◆ Data provided:
* * *

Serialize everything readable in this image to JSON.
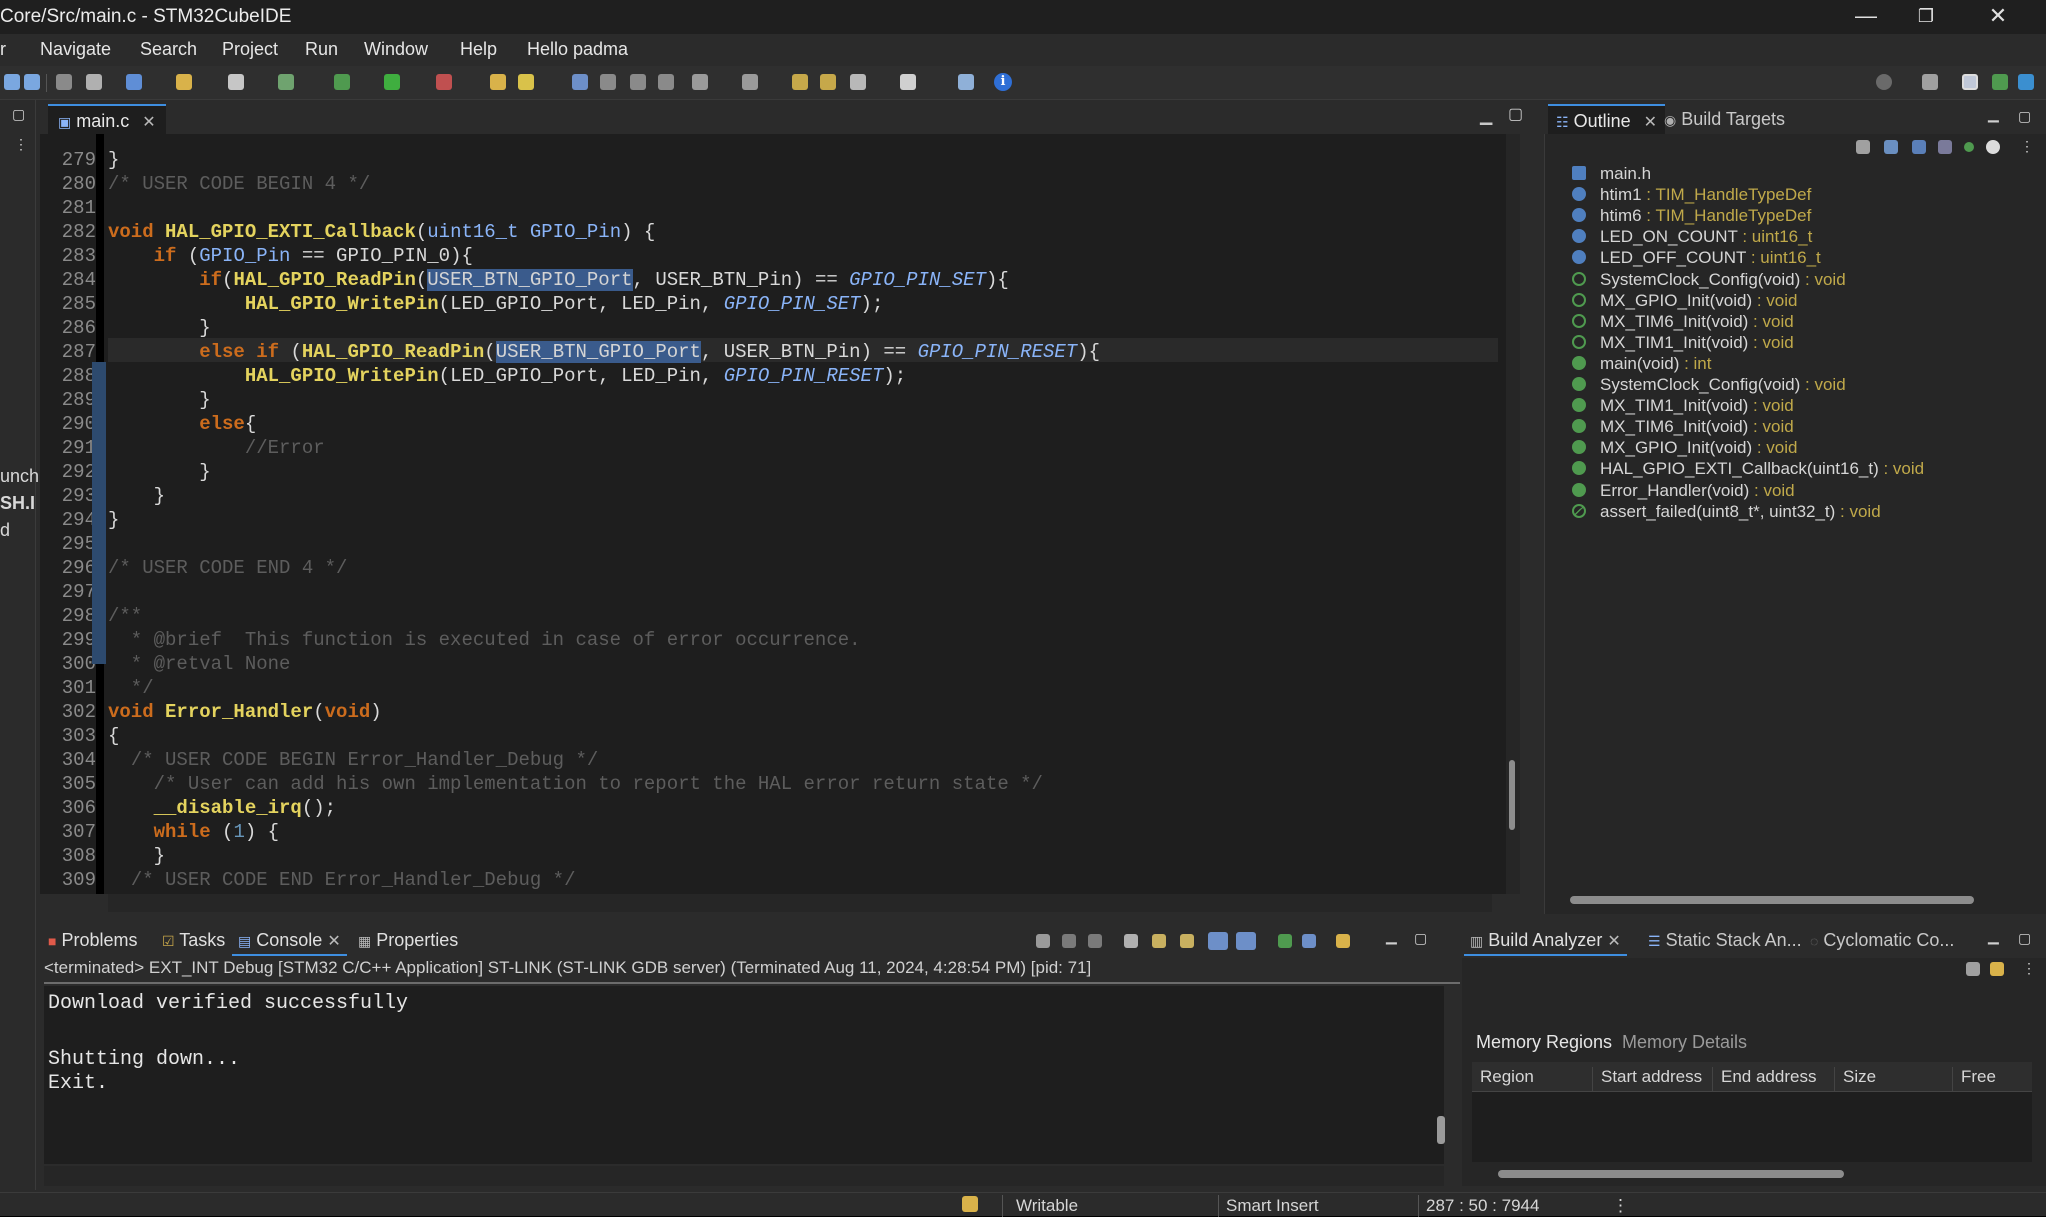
{
  "window": {
    "title": "Core/Src/main.c - STM32CubeIDE",
    "minimize_glyph": "—",
    "maximize_glyph": "❐",
    "close_glyph": "✕"
  },
  "menu": [
    "r",
    "Navigate",
    "Search",
    "Project",
    "Run",
    "Window",
    "Help",
    "Hello padma"
  ],
  "left_strip": [
    "unch",
    "SH.I",
    "d"
  ],
  "editor": {
    "tab_label": "main.c",
    "tab_close": "✕",
    "lines": [
      {
        "n": "279",
        "code": [
          {
            "c": "id",
            "t": "}"
          }
        ]
      },
      {
        "n": "280",
        "code": [
          {
            "c": "cm",
            "t": "/* USER CODE BEGIN 4 */"
          }
        ]
      },
      {
        "n": "281",
        "code": []
      },
      {
        "n": "282",
        "code": [
          {
            "c": "kw",
            "t": "void "
          },
          {
            "c": "fn",
            "t": "HAL_GPIO_EXTI_Callback"
          },
          {
            "c": "id",
            "t": "("
          },
          {
            "c": "ty",
            "t": "uint16_t GPIO_Pin"
          },
          {
            "c": "id",
            "t": ") {"
          }
        ]
      },
      {
        "n": "283",
        "code": [
          {
            "c": "id",
            "t": "    "
          },
          {
            "c": "kw",
            "t": "if"
          },
          {
            "c": "id",
            "t": " ("
          },
          {
            "c": "ty",
            "t": "GPIO_Pin"
          },
          {
            "c": "id",
            "t": " == GPIO_PIN_0){"
          }
        ]
      },
      {
        "n": "284",
        "code": [
          {
            "c": "id",
            "t": "        "
          },
          {
            "c": "kw",
            "t": "if"
          },
          {
            "c": "id",
            "t": "("
          },
          {
            "c": "fn",
            "t": "HAL_GPIO_ReadPin"
          },
          {
            "c": "id",
            "t": "("
          },
          {
            "c": "hl",
            "t": "USER_BTN_GPIO_Port"
          },
          {
            "c": "id",
            "t": ", USER_BTN_Pin) == "
          },
          {
            "c": "mc",
            "t": "GPIO_PIN_SET"
          },
          {
            "c": "id",
            "t": "){"
          }
        ]
      },
      {
        "n": "285",
        "code": [
          {
            "c": "id",
            "t": "            "
          },
          {
            "c": "fn",
            "t": "HAL_GPIO_WritePin"
          },
          {
            "c": "id",
            "t": "(LED_GPIO_Port, LED_Pin, "
          },
          {
            "c": "mc",
            "t": "GPIO_PIN_SET"
          },
          {
            "c": "id",
            "t": ");"
          }
        ]
      },
      {
        "n": "286",
        "code": [
          {
            "c": "id",
            "t": "        }"
          }
        ]
      },
      {
        "n": "287",
        "code": [
          {
            "c": "id",
            "t": "        "
          },
          {
            "c": "kw",
            "t": "else if"
          },
          {
            "c": "id",
            "t": " ("
          },
          {
            "c": "fn",
            "t": "HAL_GPIO_ReadPin"
          },
          {
            "c": "id",
            "t": "("
          },
          {
            "c": "hl",
            "t": "USER_BTN_GPIO_Port"
          },
          {
            "c": "id",
            "t": ", USER_BTN_Pin) == "
          },
          {
            "c": "mc",
            "t": "GPIO_PIN_RESET"
          },
          {
            "c": "id",
            "t": "){"
          }
        ]
      },
      {
        "n": "288",
        "code": [
          {
            "c": "id",
            "t": "            "
          },
          {
            "c": "fn",
            "t": "HAL_GPIO_WritePin"
          },
          {
            "c": "id",
            "t": "(LED_GPIO_Port, LED_Pin, "
          },
          {
            "c": "mc",
            "t": "GPIO_PIN_RESET"
          },
          {
            "c": "id",
            "t": ");"
          }
        ]
      },
      {
        "n": "289",
        "code": [
          {
            "c": "id",
            "t": "        }"
          }
        ]
      },
      {
        "n": "290",
        "code": [
          {
            "c": "id",
            "t": "        "
          },
          {
            "c": "kw",
            "t": "else"
          },
          {
            "c": "id",
            "t": "{"
          }
        ]
      },
      {
        "n": "291",
        "code": [
          {
            "c": "id",
            "t": "            "
          },
          {
            "c": "cm",
            "t": "//Error"
          }
        ]
      },
      {
        "n": "292",
        "code": [
          {
            "c": "id",
            "t": "        }"
          }
        ]
      },
      {
        "n": "293",
        "code": [
          {
            "c": "id",
            "t": "    }"
          }
        ]
      },
      {
        "n": "294",
        "code": [
          {
            "c": "id",
            "t": "}"
          }
        ]
      },
      {
        "n": "295",
        "code": []
      },
      {
        "n": "296",
        "code": [
          {
            "c": "cm",
            "t": "/* USER CODE END 4 */"
          }
        ]
      },
      {
        "n": "297",
        "code": []
      },
      {
        "n": "298",
        "code": [
          {
            "c": "cm",
            "t": "/**"
          }
        ]
      },
      {
        "n": "299",
        "code": [
          {
            "c": "cm",
            "t": "  * @brief  This function is executed in case of error occurrence."
          }
        ]
      },
      {
        "n": "300",
        "code": [
          {
            "c": "cm",
            "t": "  * @retval None"
          }
        ]
      },
      {
        "n": "301",
        "code": [
          {
            "c": "cm",
            "t": "  */"
          }
        ]
      },
      {
        "n": "302",
        "code": [
          {
            "c": "kw",
            "t": "void "
          },
          {
            "c": "fn",
            "t": "Error_Handler"
          },
          {
            "c": "id",
            "t": "("
          },
          {
            "c": "kw",
            "t": "void"
          },
          {
            "c": "id",
            "t": ")"
          }
        ]
      },
      {
        "n": "303",
        "code": [
          {
            "c": "id",
            "t": "{"
          }
        ]
      },
      {
        "n": "304",
        "code": [
          {
            "c": "id",
            "t": "  "
          },
          {
            "c": "cm",
            "t": "/* USER CODE BEGIN Error_Handler_Debug */"
          }
        ]
      },
      {
        "n": "305",
        "code": [
          {
            "c": "id",
            "t": "    "
          },
          {
            "c": "cm",
            "t": "/* User can add his own implementation to report the HAL error return state */"
          }
        ]
      },
      {
        "n": "306",
        "code": [
          {
            "c": "id",
            "t": "    "
          },
          {
            "c": "fn",
            "t": "__disable_irq"
          },
          {
            "c": "id",
            "t": "();"
          }
        ]
      },
      {
        "n": "307",
        "code": [
          {
            "c": "id",
            "t": "    "
          },
          {
            "c": "kw",
            "t": "while"
          },
          {
            "c": "id",
            "t": " ("
          },
          {
            "c": "nu",
            "t": "1"
          },
          {
            "c": "id",
            "t": ") {"
          }
        ]
      },
      {
        "n": "308",
        "code": [
          {
            "c": "id",
            "t": "    }"
          }
        ]
      },
      {
        "n": "309",
        "code": [
          {
            "c": "id",
            "t": "  "
          },
          {
            "c": "cm",
            "t": "/* USER CODE END Error_Handler_Debug */"
          }
        ]
      }
    ]
  },
  "outline": {
    "tab_label": "Outline",
    "tab2_label": "Build Targets",
    "close": "✕",
    "items": [
      {
        "name": "main.h",
        "type": "",
        "icon": "#4f7fbf",
        "shape": "square"
      },
      {
        "name": "htim1",
        "type": " : TIM_HandleTypeDef",
        "icon": "#4f7fbf",
        "shape": "circle"
      },
      {
        "name": "htim6",
        "type": " : TIM_HandleTypeDef",
        "icon": "#4f7fbf",
        "shape": "circle"
      },
      {
        "name": "LED_ON_COUNT",
        "type": " : uint16_t",
        "icon": "#4f7fbf",
        "shape": "circle"
      },
      {
        "name": "LED_OFF_COUNT",
        "type": " : uint16_t",
        "icon": "#4f7fbf",
        "shape": "circle"
      },
      {
        "name": "SystemClock_Config(void)",
        "type": " : void",
        "icon": "#4f9a4f",
        "shape": "ring"
      },
      {
        "name": "MX_GPIO_Init(void)",
        "type": " : void",
        "icon": "#4f9a4f",
        "shape": "ring"
      },
      {
        "name": "MX_TIM6_Init(void)",
        "type": " : void",
        "icon": "#4f9a4f",
        "shape": "ring"
      },
      {
        "name": "MX_TIM1_Init(void)",
        "type": " : void",
        "icon": "#4f9a4f",
        "shape": "ring"
      },
      {
        "name": "main(void)",
        "type": " : int",
        "icon": "#4f9a4f",
        "shape": "circle"
      },
      {
        "name": "SystemClock_Config(void)",
        "type": " : void",
        "icon": "#4f9a4f",
        "shape": "circle"
      },
      {
        "name": "MX_TIM1_Init(void)",
        "type": " : void",
        "icon": "#4f9a4f",
        "shape": "circle"
      },
      {
        "name": "MX_TIM6_Init(void)",
        "type": " : void",
        "icon": "#4f9a4f",
        "shape": "circle"
      },
      {
        "name": "MX_GPIO_Init(void)",
        "type": " : void",
        "icon": "#4f9a4f",
        "shape": "circle"
      },
      {
        "name": "HAL_GPIO_EXTI_Callback(uint16_t)",
        "type": " : void",
        "icon": "#4f9a4f",
        "shape": "circle"
      },
      {
        "name": "Error_Handler(void)",
        "type": " : void",
        "icon": "#4f9a4f",
        "shape": "circle"
      },
      {
        "name": "assert_failed(uint8_t*, uint32_t)",
        "type": " : void",
        "icon": "#4f9a4f",
        "shape": "slash"
      }
    ]
  },
  "console": {
    "tabs": {
      "problems": "Problems",
      "tasks": "Tasks",
      "console": "Console",
      "properties": "Properties"
    },
    "close": "✕",
    "status": "<terminated> EXT_INT Debug [STM32 C/C++ Application] ST-LINK (ST-LINK GDB server) (Terminated Aug 11, 2024, 4:28:54 PM) [pid: 71]",
    "line1": "Download verified successfully",
    "line2": "Shutting down...",
    "line3": "Exit."
  },
  "build_analyzer": {
    "tab_label": "Build Analyzer",
    "tab2_label": "Static Stack An...",
    "tab3_label": "Cyclomatic Co...",
    "close": "✕",
    "sub_memory_regions": "Memory Regions",
    "sub_memory_details": "Memory Details",
    "columns": [
      "Region",
      "Start address",
      "End address",
      "Size",
      "Free"
    ]
  },
  "statusbar": {
    "writable": "Writable",
    "insert_mode": "Smart Insert",
    "position": "287 : 50 : 7944"
  }
}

* * *

◆ Your instructions:
Go through the records and copy each line with "Memory" in it.

◆ Result:
    "sub_memory_regions": "Memory Regions",
    "sub_memory_details": "Memory Details",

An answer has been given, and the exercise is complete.